Material for this task:
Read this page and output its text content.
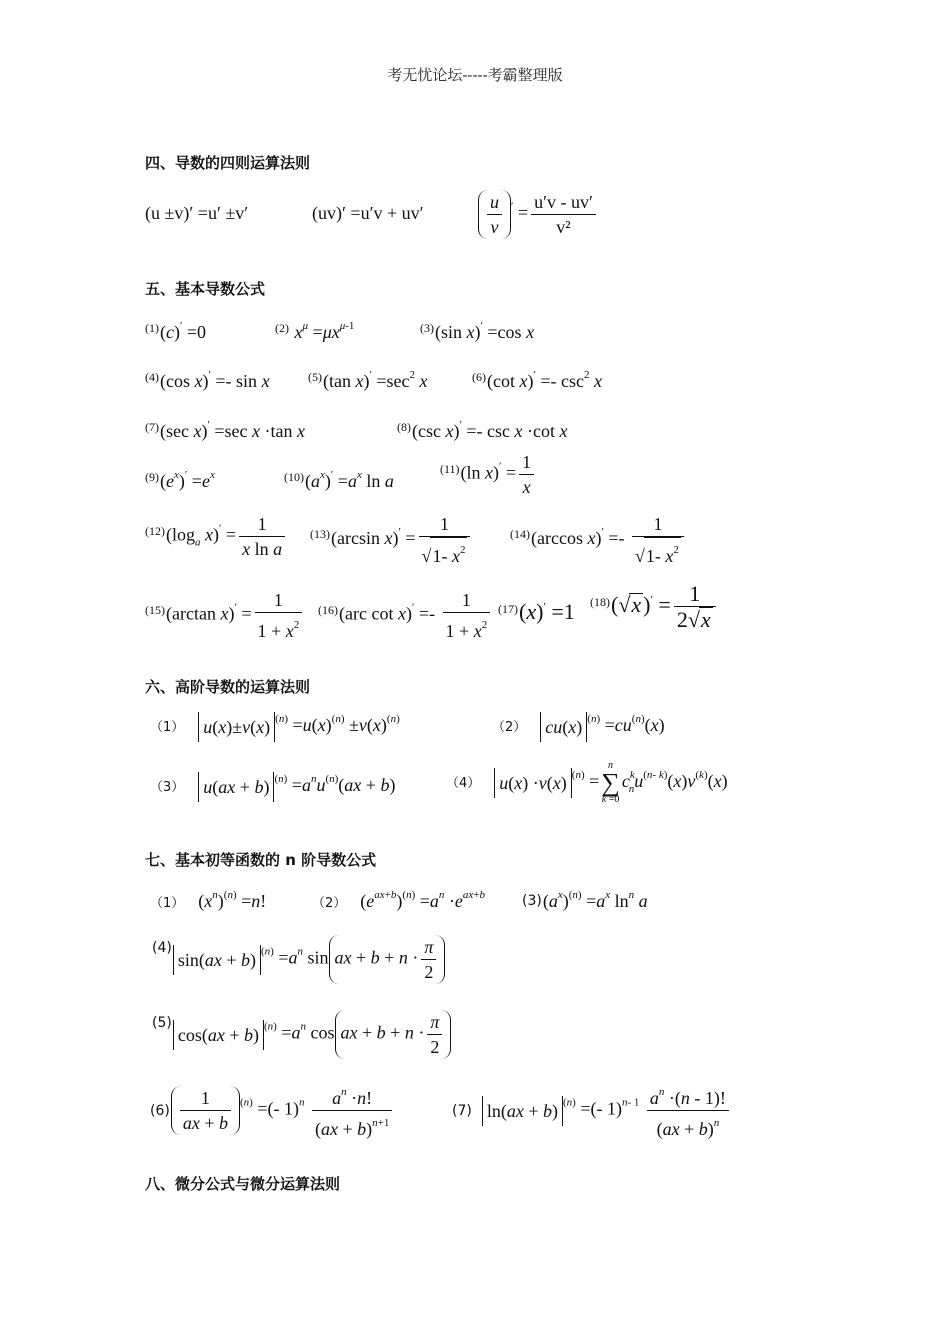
考无忧论坛-----考霸整理版
四、导数的四则运算法则
(u ±v)′ =u′ ±v′	(uv)′ =u′v + uv′	$\frac{u}{v} ' = \frac{u'v - uv'}{\text{v²}}$
五、基本导数公式
$^{(1)}$(c)′ =0	$^{(2)}$ $x^\mu =\mu x^{\mu-1}$	$^{(3)}$(sin x)′ =cos x
$^{(4)}$(cos x)′ =- sin x	$^{(5)}$(tan $x)' =\sec^2$ x	$^{(6)}$(cot $x)' =- \csc^2 x$
$^{(7)}$(sec x)′ =sec x ·tan x	$^{(8)}$(csc x)′ =- csc x ·cot x
$^{(9)}(e^x)' =e^x$	$^{(10)}(a^x)' =a^x$ ln a
$^{(11)}$(ln $x)' = \frac{1}{x}$
$^{(12)}(\log_a$ $x)' = \frac{1}{\text{x ln a}} ^{(13)}(\arcsin$ $x)' = \frac{1}{√1- x^2}$	$^{(14)}$(arccos $x)' =- \frac{1}{√1- x^2}$
$^{(15)}$(arctan $x)' = \frac{1}{1 + x^2} ^{(16)}(arc$ $\cot x)' =- \frac{1}{1 + x^2} ^{(17)}(x)' =1$ $^{(18)}(√x)' = \frac{1}{2√x}$
六、高阶导数的运算法则
（1） u(x)±v(x) $^{(n)} =u(x)^{(n)} \pm v(x)^{(n)}$
（2） cu(x) $^{(n)} =cu^{(n)}(x)$
（3） u(ax + b) $^{(n)} =a^nu^{(n)}(ax + b)$	（4） u(x) ·v(x) $^{(n)}$ =
n
∑
k =0
$c^k_nu^{(n- k)}(x)v^{(k)}(x)$
七、基本初等函数的 n 阶导数公式
（1） $(x^n)^{(n)} =n$!	（2） $(e^{ax+b})^{(n)} =a^n \cdot e^{ax+b}$	$(3)(a^x)^{(n)} =a^x$ $\ln^n a$
$^{(4)}$sin(ax + b) $^{(n)} =a^n$ sin ax + $b + n \cdot \frac{\pi}{2}$
$^{(5)}$cos(ax + b) $^{(n)} =a^n$ cos ax + $b + n \cdot \frac{\pi}{2}$
$(6) \frac{1}{ax + b} ^{(n)}$ =(- $1)^n \frac{a^n \cdot n!}{(ax + b)^{n+1}}$	(7) ln(ax + b) $^{(n)}$ =(- $1)^{n- 1} \frac{a^n \cdot(n - 1)!}{(ax + b)^n}$
八、微分公式与微分运算法则
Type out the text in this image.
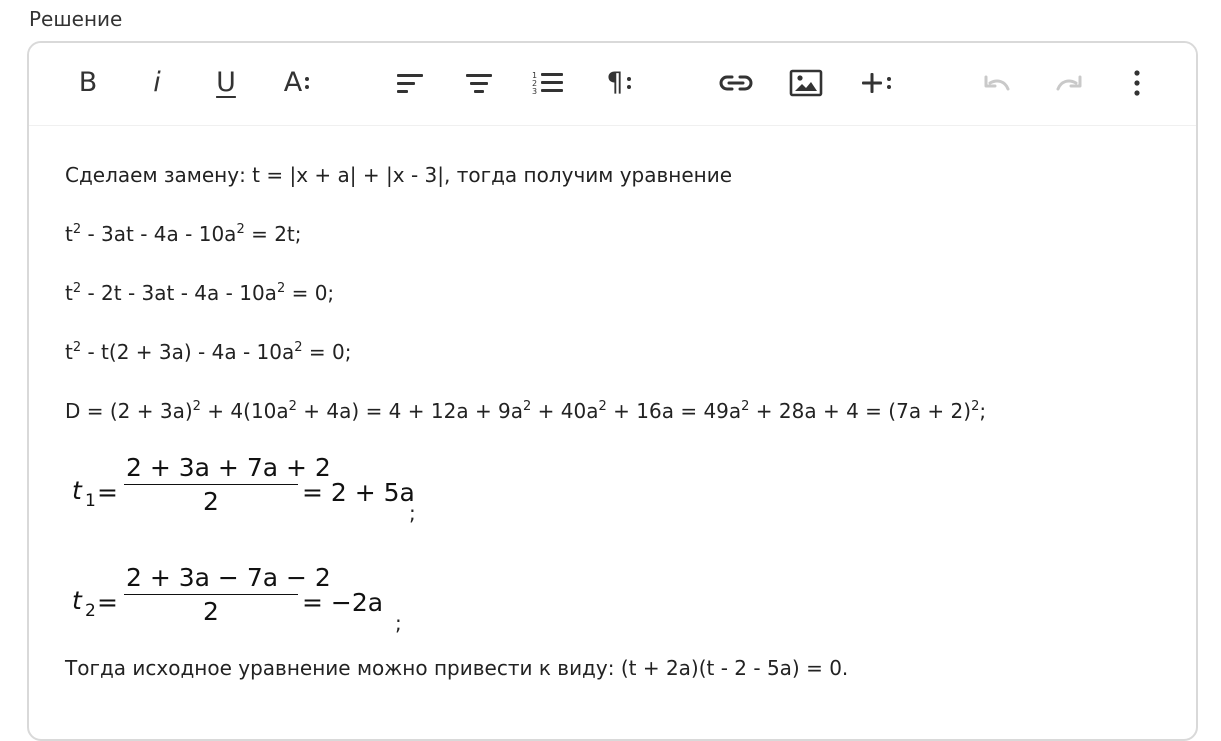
Решение
B i U A	1
2
3	¶
Сделаем замену: t = |x + a| + |x - 3|, тогда получим уравнение
$t^2 - 3at - 4a - 10a^2 = 2t$;
$t^2 - 2t - 3at - 4a - 10a^2 = 0$;
$t^2 - t(2 + 3a) - 4a - 10a^2 = 0$;
$D = (2 + 3a)^2 + 4(10a^2 + 4a) = 4 + 12a + 9a^2 + 40a^2 + 16a = 49a^2 + 28a + 4 = (7a + 2)^2$;
t 1 =
2 + 3a + 7a + 2
2	= 2 + 5a
;
t 2 =
2 + 3a − 7a − 2
2	= −2a
;
Тогда исходное уравнение можно привести к виду: (t + 2a)(t - 2 - 5a) = 0.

Exercise:
Only the lines from the line containing "Type out the text in this image." through the end of the data are to be reproduced, exactly and with both ends included; pictures are omitted.

Full solution:
Type out the text in this image.
Решение
B i U A	1
2
3	¶
Сделаем замену: t = |x + a| + |x - 3|, тогда получим уравнение
$t^2 - 3at - 4a - 10a^2 = 2t$;
$t^2 - 2t - 3at - 4a - 10a^2 = 0$;
$t^2 - t(2 + 3a) - 4a - 10a^2 = 0$;
$D = (2 + 3a)^2 + 4(10a^2 + 4a) = 4 + 12a + 9a^2 + 40a^2 + 16a = 49a^2 + 28a + 4 = (7a + 2)^2$;
t 1 =
2 + 3a + 7a + 2
2	= 2 + 5a
;
t 2 =
2 + 3a − 7a − 2
2	= −2a
;
Тогда исходное уравнение можно привести к виду: (t + 2a)(t - 2 - 5a) = 0.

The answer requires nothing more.